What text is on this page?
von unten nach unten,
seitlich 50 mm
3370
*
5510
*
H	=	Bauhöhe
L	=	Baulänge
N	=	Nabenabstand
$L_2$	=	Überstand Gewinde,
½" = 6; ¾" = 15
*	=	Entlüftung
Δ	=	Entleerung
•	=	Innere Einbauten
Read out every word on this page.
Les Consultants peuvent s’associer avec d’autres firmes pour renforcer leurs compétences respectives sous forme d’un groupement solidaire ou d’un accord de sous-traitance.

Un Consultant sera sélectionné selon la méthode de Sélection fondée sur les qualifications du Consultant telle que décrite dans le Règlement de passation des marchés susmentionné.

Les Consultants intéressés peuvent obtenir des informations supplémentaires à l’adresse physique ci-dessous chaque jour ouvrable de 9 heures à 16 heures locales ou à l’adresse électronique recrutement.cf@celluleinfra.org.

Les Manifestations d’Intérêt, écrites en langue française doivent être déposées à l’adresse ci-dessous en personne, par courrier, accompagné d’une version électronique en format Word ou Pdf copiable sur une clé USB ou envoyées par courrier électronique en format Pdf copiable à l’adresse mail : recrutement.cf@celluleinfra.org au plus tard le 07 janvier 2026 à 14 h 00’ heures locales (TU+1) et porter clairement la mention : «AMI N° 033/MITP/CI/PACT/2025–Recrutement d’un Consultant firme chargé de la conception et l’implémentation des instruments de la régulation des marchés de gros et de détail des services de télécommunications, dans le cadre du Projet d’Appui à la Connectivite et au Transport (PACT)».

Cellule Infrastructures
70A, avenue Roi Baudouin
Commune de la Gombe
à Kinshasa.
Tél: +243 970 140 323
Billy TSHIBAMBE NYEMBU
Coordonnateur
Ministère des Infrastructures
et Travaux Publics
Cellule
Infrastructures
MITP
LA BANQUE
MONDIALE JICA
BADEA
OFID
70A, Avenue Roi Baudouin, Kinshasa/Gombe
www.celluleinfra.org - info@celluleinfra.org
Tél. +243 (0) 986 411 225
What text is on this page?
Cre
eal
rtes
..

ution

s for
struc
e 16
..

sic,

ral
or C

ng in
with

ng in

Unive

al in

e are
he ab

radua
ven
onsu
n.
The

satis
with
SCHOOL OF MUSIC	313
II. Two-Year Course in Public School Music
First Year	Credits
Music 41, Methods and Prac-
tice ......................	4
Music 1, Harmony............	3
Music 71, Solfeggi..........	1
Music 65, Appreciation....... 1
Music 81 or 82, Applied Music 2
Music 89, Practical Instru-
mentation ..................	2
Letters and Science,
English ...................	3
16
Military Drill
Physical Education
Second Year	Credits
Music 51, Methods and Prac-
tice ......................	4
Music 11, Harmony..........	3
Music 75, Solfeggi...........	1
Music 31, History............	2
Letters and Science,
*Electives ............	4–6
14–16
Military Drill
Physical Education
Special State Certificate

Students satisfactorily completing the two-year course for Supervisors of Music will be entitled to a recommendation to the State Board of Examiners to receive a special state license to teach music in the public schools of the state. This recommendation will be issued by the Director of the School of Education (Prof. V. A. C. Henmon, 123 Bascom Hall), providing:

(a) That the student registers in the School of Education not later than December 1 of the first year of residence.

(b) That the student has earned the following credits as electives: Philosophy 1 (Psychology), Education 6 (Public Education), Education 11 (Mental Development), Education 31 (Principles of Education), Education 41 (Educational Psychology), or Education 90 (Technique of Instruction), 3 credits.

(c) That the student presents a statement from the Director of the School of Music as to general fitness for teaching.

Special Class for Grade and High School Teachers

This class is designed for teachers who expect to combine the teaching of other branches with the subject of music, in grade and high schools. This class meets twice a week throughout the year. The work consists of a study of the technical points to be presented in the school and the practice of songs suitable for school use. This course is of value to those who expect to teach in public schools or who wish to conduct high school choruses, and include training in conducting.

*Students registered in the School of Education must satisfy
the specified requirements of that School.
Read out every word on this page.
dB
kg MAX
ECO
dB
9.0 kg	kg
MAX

•••••

Quote all of the entries verbatim.

> _Written answer_:
What text is on this page?
von unten nach unten,
seitlich 50 mm
3370
*
5510
*
H	=	Bauhöhe
L	=	Baulänge
N	=	Nabenabstand
$L_2$	=	Überstand Gewinde,
½" = 6; ¾" = 15
*	=	Entlüftung
Δ	=	Entleerung
•	=	Innere Einbauten
Read out every word on this page.
Les Consultants peuvent s’associer avec d’autres firmes pour renforcer leurs compétences respectives sous forme d’un groupement solidaire ou d’un accord de sous-traitance.

Un Consultant sera sélectionné selon la méthode de Sélection fondée sur les qualifications du Consultant telle que décrite dans le Règlement de passation des marchés susmentionné.

Les Consultants intéressés peuvent obtenir des informations supplémentaires à l’adresse physique ci-dessous chaque jour ouvrable de 9 heures à 16 heures locales ou à l’adresse électronique recrutement.cf@celluleinfra.org.

Les Manifestations d’Intérêt, écrites en langue française doivent être déposées à l’adresse ci-dessous en personne, par courrier, accompagné d’une version électronique en format Word ou Pdf copiable sur une clé USB ou envoyées par courrier électronique en format Pdf copiable à l’adresse mail : recrutement.cf@celluleinfra.org au plus tard le 07 janvier 2026 à 14 h 00’ heures locales (TU+1) et porter clairement la mention : «AMI N° 033/MITP/CI/PACT/2025–Recrutement d’un Consultant firme chargé de la conception et l’implémentation des instruments de la régulation des marchés de gros et de détail des services de télécommunications, dans le cadre du Projet d’Appui à la Connectivite et au Transport (PACT)».

Cellule Infrastructures
70A, avenue Roi Baudouin
Commune de la Gombe
à Kinshasa.
Tél: +243 970 140 323
Billy TSHIBAMBE NYEMBU
Coordonnateur
Ministère des Infrastructures
et Travaux Publics
Cellule
Infrastructures
MITP
LA BANQUE
MONDIALE JICA
BADEA
OFID
70A, Avenue Roi Baudouin, Kinshasa/Gombe
www.celluleinfra.org - info@celluleinfra.org
Tél. +243 (0) 986 411 225
What text is on this page?
Cre
eal
rtes
..

ution

s for
struc
e 16
..

sic,

ral
or C

ng in
with

ng in

Unive

al in

e are
he ab

radua
ven
onsu
n.
The

satis
with
SCHOOL OF MUSIC	313
II. Two-Year Course in Public School Music
First Year	Credits
Music 41, Methods and Prac-
tice ......................	4
Music 1, Harmony............	3
Music 71, Solfeggi..........	1
Music 65, Appreciation....... 1
Music 81 or 82, Applied Music 2
Music 89, Practical Instru-
mentation ..................	2
Letters and Science,
English ...................	3
16
Military Drill
Physical Education
Second Year	Credits
Music 51, Methods and Prac-
tice ......................	4
Music 11, Harmony..........	3
Music 75, Solfeggi...........	1
Music 31, History............	2
Letters and Science,
*Electives ............	4–6
14–16
Military Drill
Physical Education
Special State Certificate

Students satisfactorily completing the two-year course for Supervisors of Music will be entitled to a recommendation to the State Board of Examiners to receive a special state license to teach music in the public schools of the state. This recommendation will be issued by the Director of the School of Education (Prof. V. A. C. Henmon, 123 Bascom Hall), providing:

(a) That the student registers in the School of Education not later than December 1 of the first year of residence.

(b) That the student has earned the following credits as electives: Philosophy 1 (Psychology), Education 6 (Public Education), Education 11 (Mental Development), Education 31 (Principles of Education), Education 41 (Educational Psychology), or Education 90 (Technique of Instruction), 3 credits.

(c) That the student presents a statement from the Director of the School of Music as to general fitness for teaching.

Special Class for Grade and High School Teachers

This class is designed for teachers who expect to combine the teaching of other branches with the subject of music, in grade and high schools. This class meets twice a week throughout the year. The work consists of a study of the technical points to be presented in the school and the practice of songs suitable for school use. This course is of value to those who expect to teach in public schools or who wish to conduct high school choruses, and include training in conducting.

*Students registered in the School of Education must satisfy
the specified requirements of that School.
Read out every word on this page.
dB
kg MAX
ECO
dB
9.0 kg	kg
MAX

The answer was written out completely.